-- BEGIN THE RECORDS --

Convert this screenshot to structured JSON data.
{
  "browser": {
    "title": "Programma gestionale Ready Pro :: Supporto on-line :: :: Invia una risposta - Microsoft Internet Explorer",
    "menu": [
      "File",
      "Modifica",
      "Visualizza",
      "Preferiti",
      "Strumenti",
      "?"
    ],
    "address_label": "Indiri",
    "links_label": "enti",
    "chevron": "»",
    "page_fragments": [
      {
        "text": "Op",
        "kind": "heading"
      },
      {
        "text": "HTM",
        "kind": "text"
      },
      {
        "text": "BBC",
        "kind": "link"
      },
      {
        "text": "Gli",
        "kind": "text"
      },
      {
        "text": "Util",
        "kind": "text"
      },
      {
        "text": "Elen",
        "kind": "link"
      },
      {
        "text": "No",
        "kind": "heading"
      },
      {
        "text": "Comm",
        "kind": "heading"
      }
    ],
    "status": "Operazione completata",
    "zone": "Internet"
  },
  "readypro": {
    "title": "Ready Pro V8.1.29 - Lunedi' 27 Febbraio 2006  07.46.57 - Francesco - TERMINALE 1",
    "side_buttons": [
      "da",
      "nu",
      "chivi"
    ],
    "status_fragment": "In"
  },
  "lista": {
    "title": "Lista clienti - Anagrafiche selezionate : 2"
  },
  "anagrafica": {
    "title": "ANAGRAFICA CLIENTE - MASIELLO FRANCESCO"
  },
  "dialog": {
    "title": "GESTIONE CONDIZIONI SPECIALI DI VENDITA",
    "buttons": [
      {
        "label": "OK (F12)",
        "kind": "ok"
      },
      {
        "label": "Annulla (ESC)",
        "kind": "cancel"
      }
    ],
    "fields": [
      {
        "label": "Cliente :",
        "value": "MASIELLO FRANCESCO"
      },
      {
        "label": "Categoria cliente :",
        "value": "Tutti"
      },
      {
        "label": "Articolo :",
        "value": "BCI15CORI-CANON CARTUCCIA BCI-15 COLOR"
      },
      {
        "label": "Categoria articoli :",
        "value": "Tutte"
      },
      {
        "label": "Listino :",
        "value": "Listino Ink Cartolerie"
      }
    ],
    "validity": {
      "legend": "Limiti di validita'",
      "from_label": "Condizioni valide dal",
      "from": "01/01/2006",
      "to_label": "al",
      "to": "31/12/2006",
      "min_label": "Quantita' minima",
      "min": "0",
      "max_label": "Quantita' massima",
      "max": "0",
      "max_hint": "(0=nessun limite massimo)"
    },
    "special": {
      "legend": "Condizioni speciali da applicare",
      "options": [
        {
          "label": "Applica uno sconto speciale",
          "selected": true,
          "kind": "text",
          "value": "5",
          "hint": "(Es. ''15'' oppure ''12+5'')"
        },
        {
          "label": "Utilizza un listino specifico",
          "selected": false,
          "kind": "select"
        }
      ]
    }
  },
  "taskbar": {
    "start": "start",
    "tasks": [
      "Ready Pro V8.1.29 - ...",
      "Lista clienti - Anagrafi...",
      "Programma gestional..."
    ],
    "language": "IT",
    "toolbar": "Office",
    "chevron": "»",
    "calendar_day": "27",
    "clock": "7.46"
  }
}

-- END THE RECORDS --
-- BEGIN THE RECORDS --

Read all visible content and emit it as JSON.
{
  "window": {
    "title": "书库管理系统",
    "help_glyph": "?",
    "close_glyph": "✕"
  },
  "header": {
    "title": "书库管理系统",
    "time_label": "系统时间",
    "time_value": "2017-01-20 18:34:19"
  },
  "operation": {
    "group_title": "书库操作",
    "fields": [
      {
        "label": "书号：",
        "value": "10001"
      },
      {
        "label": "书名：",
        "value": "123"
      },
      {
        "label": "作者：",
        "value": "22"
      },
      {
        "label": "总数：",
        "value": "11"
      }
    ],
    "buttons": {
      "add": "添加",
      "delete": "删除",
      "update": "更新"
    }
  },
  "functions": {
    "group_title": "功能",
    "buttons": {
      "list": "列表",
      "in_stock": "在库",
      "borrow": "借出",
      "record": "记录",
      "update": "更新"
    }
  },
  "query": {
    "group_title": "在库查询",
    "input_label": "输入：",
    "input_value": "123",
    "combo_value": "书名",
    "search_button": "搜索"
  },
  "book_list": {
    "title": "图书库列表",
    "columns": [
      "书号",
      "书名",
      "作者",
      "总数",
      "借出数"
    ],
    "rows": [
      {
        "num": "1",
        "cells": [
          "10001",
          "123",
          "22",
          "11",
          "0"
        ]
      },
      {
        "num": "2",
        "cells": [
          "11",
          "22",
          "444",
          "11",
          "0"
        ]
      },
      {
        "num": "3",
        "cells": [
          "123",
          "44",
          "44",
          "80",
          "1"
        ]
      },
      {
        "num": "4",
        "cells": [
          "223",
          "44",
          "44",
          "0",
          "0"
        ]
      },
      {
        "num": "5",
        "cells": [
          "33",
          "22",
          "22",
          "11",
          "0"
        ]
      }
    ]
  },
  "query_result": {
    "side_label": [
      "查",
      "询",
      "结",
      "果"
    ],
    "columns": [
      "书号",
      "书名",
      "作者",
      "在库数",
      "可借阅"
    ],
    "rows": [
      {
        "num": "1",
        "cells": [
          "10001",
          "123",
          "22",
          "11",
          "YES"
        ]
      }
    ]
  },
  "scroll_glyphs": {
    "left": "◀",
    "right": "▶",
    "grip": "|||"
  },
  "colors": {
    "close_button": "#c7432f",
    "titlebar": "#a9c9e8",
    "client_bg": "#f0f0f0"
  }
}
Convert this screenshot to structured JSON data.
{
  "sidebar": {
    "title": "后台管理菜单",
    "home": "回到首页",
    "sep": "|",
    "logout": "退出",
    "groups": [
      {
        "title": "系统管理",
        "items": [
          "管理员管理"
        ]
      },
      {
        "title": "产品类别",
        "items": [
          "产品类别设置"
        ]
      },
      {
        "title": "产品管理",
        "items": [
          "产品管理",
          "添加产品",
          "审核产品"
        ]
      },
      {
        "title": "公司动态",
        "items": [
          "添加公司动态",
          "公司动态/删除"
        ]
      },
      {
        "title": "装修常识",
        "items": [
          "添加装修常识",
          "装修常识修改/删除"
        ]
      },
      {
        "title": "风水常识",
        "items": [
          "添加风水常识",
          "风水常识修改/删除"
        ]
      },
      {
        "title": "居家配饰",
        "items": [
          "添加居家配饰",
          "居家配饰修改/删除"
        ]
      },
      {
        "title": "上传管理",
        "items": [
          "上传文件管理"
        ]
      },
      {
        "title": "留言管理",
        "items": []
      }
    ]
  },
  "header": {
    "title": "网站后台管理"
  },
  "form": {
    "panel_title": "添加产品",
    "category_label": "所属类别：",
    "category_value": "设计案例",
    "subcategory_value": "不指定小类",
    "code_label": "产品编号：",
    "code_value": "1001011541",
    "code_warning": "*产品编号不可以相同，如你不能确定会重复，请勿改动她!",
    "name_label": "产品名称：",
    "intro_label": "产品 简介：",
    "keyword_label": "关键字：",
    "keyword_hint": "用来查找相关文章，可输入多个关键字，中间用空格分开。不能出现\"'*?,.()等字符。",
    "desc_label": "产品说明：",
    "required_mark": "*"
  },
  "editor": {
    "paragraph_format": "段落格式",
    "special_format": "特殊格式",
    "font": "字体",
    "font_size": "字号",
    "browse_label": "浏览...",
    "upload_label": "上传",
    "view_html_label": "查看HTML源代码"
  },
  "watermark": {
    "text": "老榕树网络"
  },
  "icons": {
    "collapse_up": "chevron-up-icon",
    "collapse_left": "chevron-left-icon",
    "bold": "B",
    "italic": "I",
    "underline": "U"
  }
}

-- END THE RECORDS --

**TASK DETAILS:** Using the entries above, return each line in which the word "Programma" occurs.

**WRITTEN ANSWER:**
    "title": "Programma gestionale Ready Pro :: Supporto on-line :: :: Invia una risposta - Microsoft Internet Explorer",
      "Programma gestional..."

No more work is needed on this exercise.